Problem -> Using the data below, copy every line that contains the word "Martín".

Given data ->
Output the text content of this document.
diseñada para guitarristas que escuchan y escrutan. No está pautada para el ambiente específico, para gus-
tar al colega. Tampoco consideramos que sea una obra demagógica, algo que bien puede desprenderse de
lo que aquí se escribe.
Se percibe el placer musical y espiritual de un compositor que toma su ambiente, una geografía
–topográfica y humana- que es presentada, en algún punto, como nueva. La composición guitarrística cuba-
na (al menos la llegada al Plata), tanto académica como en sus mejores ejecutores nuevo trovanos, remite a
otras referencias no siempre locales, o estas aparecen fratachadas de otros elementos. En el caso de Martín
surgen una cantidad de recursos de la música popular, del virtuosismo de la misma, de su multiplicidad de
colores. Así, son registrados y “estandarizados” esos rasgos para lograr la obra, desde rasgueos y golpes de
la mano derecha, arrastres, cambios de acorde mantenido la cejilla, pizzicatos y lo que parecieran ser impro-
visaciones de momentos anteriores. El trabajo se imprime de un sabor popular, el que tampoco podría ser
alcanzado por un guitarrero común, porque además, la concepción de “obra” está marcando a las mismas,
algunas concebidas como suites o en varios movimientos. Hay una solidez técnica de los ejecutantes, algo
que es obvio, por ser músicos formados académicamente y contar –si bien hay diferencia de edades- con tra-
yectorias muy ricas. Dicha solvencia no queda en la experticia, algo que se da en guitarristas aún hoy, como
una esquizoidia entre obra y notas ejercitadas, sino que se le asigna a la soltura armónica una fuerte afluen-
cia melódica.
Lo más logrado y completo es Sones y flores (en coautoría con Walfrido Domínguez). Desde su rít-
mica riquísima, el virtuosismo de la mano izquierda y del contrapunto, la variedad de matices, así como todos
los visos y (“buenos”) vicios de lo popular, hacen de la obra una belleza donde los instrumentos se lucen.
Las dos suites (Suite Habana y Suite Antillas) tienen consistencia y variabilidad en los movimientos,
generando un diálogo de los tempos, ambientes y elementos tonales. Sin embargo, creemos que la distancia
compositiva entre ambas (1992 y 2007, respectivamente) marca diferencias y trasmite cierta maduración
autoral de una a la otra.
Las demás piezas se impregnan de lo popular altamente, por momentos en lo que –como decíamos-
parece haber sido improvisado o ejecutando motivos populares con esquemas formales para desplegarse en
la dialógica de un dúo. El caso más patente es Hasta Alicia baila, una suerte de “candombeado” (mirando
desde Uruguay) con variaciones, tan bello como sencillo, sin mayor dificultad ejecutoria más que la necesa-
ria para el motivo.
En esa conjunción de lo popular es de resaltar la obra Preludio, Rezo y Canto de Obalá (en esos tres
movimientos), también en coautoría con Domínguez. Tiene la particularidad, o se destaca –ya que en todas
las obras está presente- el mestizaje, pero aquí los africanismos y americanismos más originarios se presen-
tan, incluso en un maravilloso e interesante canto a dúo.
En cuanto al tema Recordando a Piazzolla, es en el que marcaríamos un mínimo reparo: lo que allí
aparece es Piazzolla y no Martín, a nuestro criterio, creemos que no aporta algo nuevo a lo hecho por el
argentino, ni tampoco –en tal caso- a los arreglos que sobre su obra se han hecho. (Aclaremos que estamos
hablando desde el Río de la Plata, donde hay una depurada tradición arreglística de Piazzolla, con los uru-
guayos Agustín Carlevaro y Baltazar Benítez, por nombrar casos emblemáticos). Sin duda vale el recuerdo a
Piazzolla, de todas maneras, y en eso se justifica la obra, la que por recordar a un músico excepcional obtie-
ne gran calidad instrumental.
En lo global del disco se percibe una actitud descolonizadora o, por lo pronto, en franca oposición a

Task output ->
otras referencias no siempre locales, o estas aparecen fratachadas de otros elementos. En el caso de Martín
aparece es Piazzolla y no Martín, a nuestro criterio, creemos que no aporta algo nuevo a lo hecho por el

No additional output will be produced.